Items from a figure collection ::
^^^^^^^^^^^^^^^^

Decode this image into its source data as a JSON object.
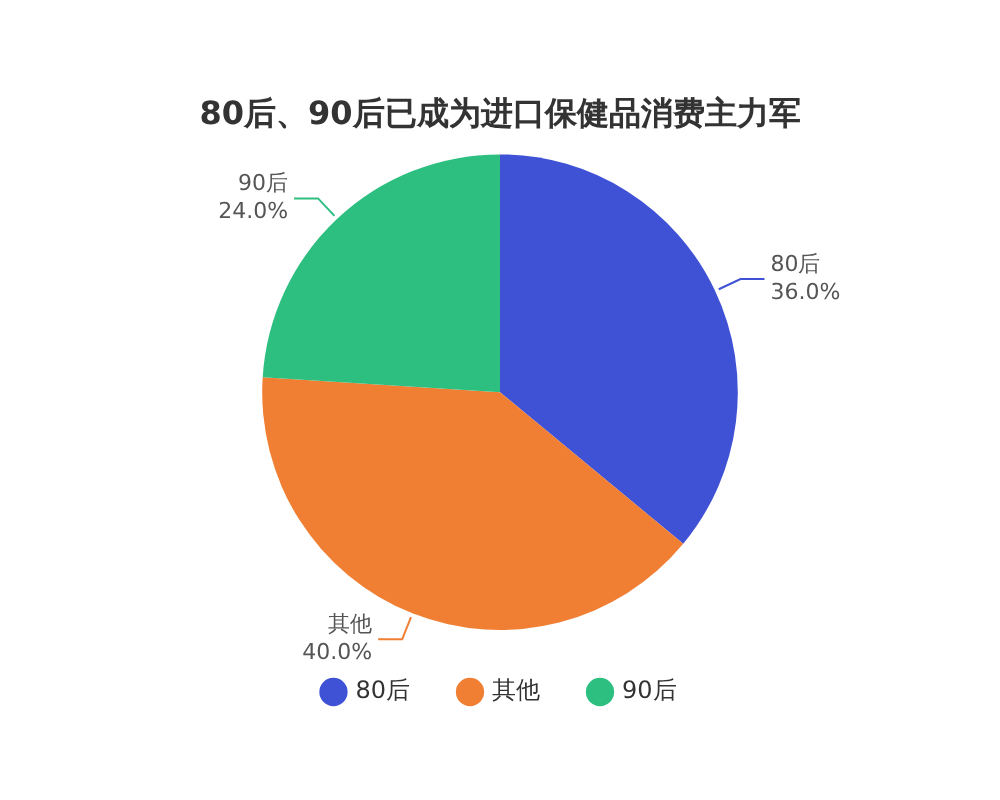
{
  "chart_data": {
    "type": "pie",
    "title": "80后、90后已成为进口保健品消费主力军",
    "categories": [
      "80后",
      "其他",
      "90后"
    ],
    "values": [
      36,
      40,
      24
    ],
    "colors": [
      "#3f51d4",
      "#f07f33",
      "#2dbf80"
    ],
    "value_labels": [
      "36.0%",
      "40.0%",
      "24.0%"
    ],
    "legend": "bottom"
  }
}
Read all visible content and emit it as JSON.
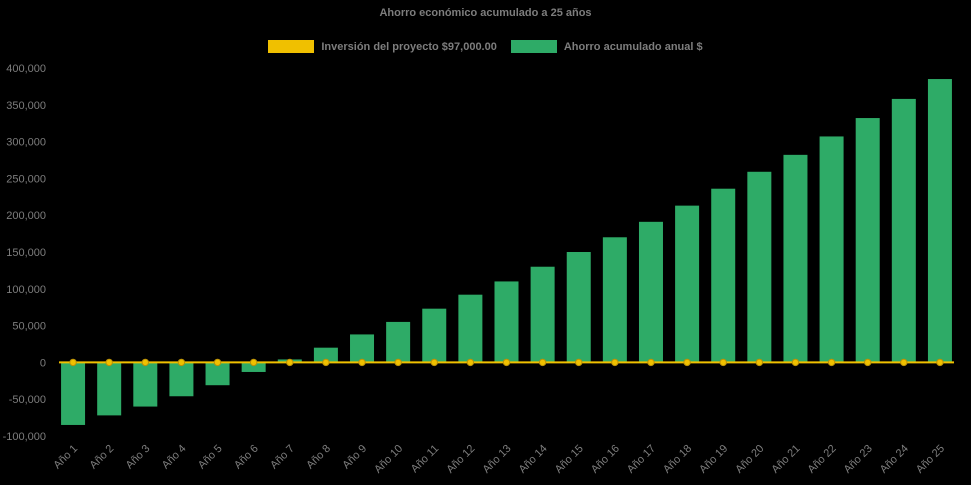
{
  "title": "Ahorro económico acumulado a 25 años",
  "legend": [
    {
      "label": "Inversión del proyecto $97,000.00",
      "color": "#F0C000"
    },
    {
      "label": "Ahorro acumulado anual $",
      "color": "#2EAB67"
    }
  ],
  "chart_data": {
    "type": "bar",
    "title": "Ahorro económico acumulado a 25 años",
    "categories": [
      "Año 1",
      "Año 2",
      "Año 3",
      "Año 4",
      "Año 5",
      "Año 6",
      "Año 7",
      "Año 8",
      "Año 9",
      "Año 10",
      "Año 11",
      "Año 12",
      "Año 13",
      "Año 14",
      "Año 15",
      "Año 16",
      "Año 17",
      "Año 18",
      "Año 19",
      "Año 20",
      "Año 21",
      "Año 22",
      "Año 23",
      "Año 24",
      "Año 25"
    ],
    "series": [
      {
        "name": "Inversión del proyecto $97,000.00",
        "type": "line",
        "color": "#F0C000",
        "marker_stroke": "#BB9107",
        "values": [
          0,
          0,
          0,
          0,
          0,
          0,
          0,
          0,
          0,
          0,
          0,
          0,
          0,
          0,
          0,
          0,
          0,
          0,
          0,
          0,
          0,
          0,
          0,
          0,
          0
        ]
      },
      {
        "name": "Ahorro acumulado anual $",
        "type": "bar",
        "color": "#2EAB67",
        "values": [
          -85000,
          -72000,
          -60000,
          -46000,
          -31000,
          -13000,
          4000,
          20000,
          38000,
          55000,
          73000,
          92000,
          110000,
          130000,
          150000,
          170000,
          191000,
          213000,
          236000,
          259000,
          282000,
          307000,
          332000,
          358000,
          385000
        ]
      }
    ],
    "ylim": [
      -100000,
      400000
    ],
    "yticks": {
      "values": [
        400000,
        350000,
        300000,
        250000,
        200000,
        150000,
        100000,
        50000,
        0,
        -50000,
        -100000
      ],
      "labels": [
        "400,000",
        "350,000",
        "300,000",
        "250,000",
        "200,000",
        "150,000",
        "100,000",
        "50,000",
        "0",
        "-50,000",
        "-100,000"
      ]
    },
    "grid": false,
    "legend_position": "top",
    "background": "#000000",
    "text_color": "#7D7D7D"
  }
}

^^^^^^^^^^^^^^^^

Given request :: Copy in full each line that holds the word "acumulado".

Answer to the exercise ::
  "title": "Ahorro económico acumulado a 25 años",
      "label": "Ahorro acumulado anual $",
    "title": "Ahorro económico acumulado a 25 años",
        "name": "Ahorro acumulado anual $",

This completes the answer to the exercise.